§ Problem details
Search the listing below for the string "values" and show each line that contains it.

§ Raw records

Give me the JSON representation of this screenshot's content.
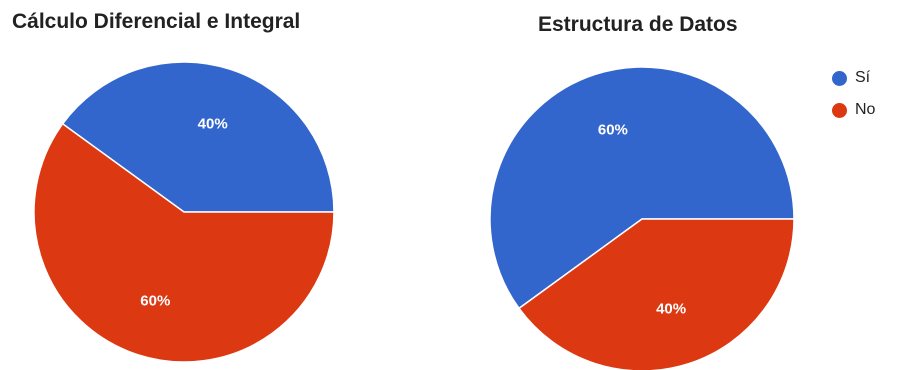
{
  "chart_data": [
    {
      "type": "pie",
      "title": "Cálculo Diferencial e Integral",
      "categories": [
        "Sí",
        "No"
      ],
      "values": [
        40,
        60
      ],
      "value_labels": [
        "40%",
        "60%"
      ],
      "colors": [
        "#3366cc",
        "#dc3912"
      ],
      "legend": "none"
    },
    {
      "type": "pie",
      "title": "Estructura de Datos",
      "categories": [
        "Sí",
        "No"
      ],
      "values": [
        60,
        40
      ],
      "value_labels": [
        "60%",
        "40%"
      ],
      "colors": [
        "#3366cc",
        "#dc3912"
      ],
      "legend": "right"
    }
  ],
  "legend": {
    "items": [
      {
        "label": "Sí",
        "color": "#3366cc"
      },
      {
        "label": "No",
        "color": "#dc3912"
      }
    ]
  }
}
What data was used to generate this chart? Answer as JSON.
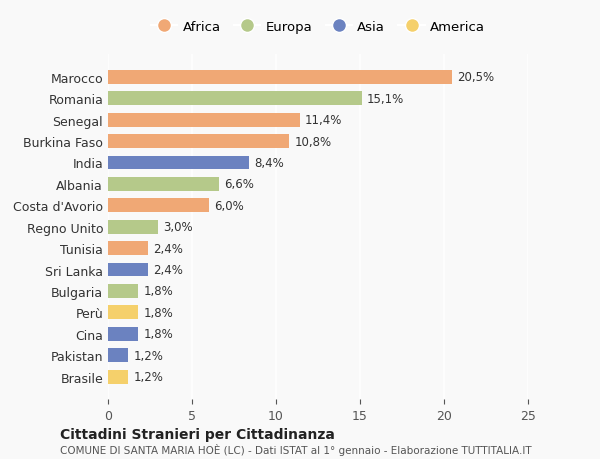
{
  "countries": [
    "Marocco",
    "Romania",
    "Senegal",
    "Burkina Faso",
    "India",
    "Albania",
    "Costa d'Avorio",
    "Regno Unito",
    "Tunisia",
    "Sri Lanka",
    "Bulgaria",
    "Perù",
    "Cina",
    "Pakistan",
    "Brasile"
  ],
  "values": [
    20.5,
    15.1,
    11.4,
    10.8,
    8.4,
    6.6,
    6.0,
    3.0,
    2.4,
    2.4,
    1.8,
    1.8,
    1.8,
    1.2,
    1.2
  ],
  "labels": [
    "20,5%",
    "15,1%",
    "11,4%",
    "10,8%",
    "8,4%",
    "6,6%",
    "6,0%",
    "3,0%",
    "2,4%",
    "2,4%",
    "1,8%",
    "1,8%",
    "1,8%",
    "1,2%",
    "1,2%"
  ],
  "colors": [
    "#F0A875",
    "#B5C98A",
    "#F0A875",
    "#F0A875",
    "#6B82C0",
    "#B5C98A",
    "#F0A875",
    "#B5C98A",
    "#F0A875",
    "#6B82C0",
    "#B5C98A",
    "#F5D06B",
    "#6B82C0",
    "#6B82C0",
    "#F5D06B"
  ],
  "legend_labels": [
    "Africa",
    "Europa",
    "Asia",
    "America"
  ],
  "legend_colors": [
    "#F0A875",
    "#B5C98A",
    "#6B82C0",
    "#F5D06B"
  ],
  "title": "Cittadini Stranieri per Cittadinanza",
  "subtitle": "COMUNE DI SANTA MARIA HOÈ (LC) - Dati ISTAT al 1° gennaio - Elaborazione TUTTITALIA.IT",
  "xlim": [
    0,
    25
  ],
  "xticks": [
    0,
    5,
    10,
    15,
    20,
    25
  ],
  "background_color": "#f9f9f9",
  "bar_height": 0.65
}
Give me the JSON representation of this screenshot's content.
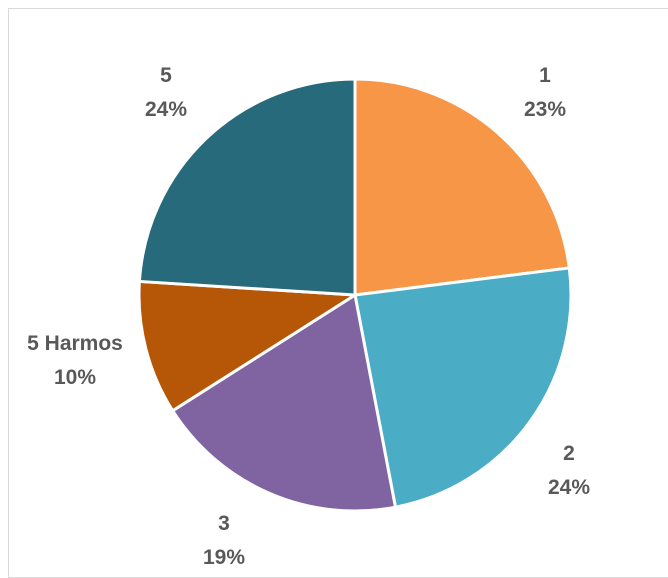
{
  "chart_data": {
    "type": "pie",
    "title": "",
    "slices": [
      {
        "label": "1",
        "value": 23,
        "percent_label": "23%",
        "color": "#F79646"
      },
      {
        "label": "2",
        "value": 24,
        "percent_label": "24%",
        "color": "#4BACC6"
      },
      {
        "label": "3",
        "value": 19,
        "percent_label": "19%",
        "color": "#8064A2"
      },
      {
        "label": "5 Harmos",
        "value": 10,
        "percent_label": "10%",
        "color": "#B65708"
      },
      {
        "label": "5",
        "value": 24,
        "percent_label": "24%",
        "color": "#276A7C"
      }
    ],
    "start_angle": "12 o'clock",
    "direction": "clockwise",
    "legend": "none",
    "label_color": "#595959"
  }
}
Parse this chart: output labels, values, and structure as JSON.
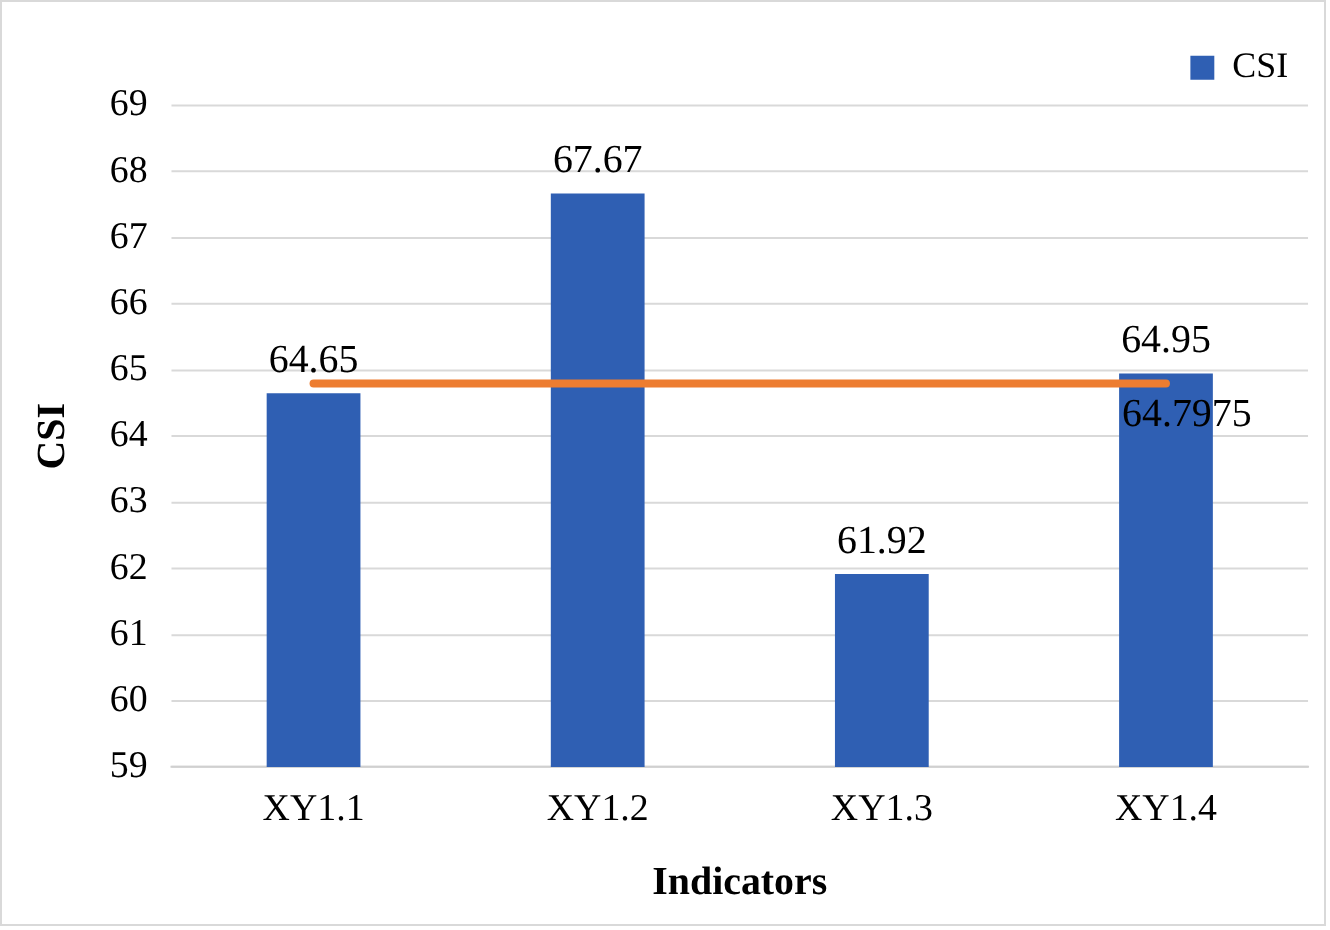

§ Written reply
      "values": [
      "values": [
  "values": [
Parse this chart: output labels, values, and structure as JSON.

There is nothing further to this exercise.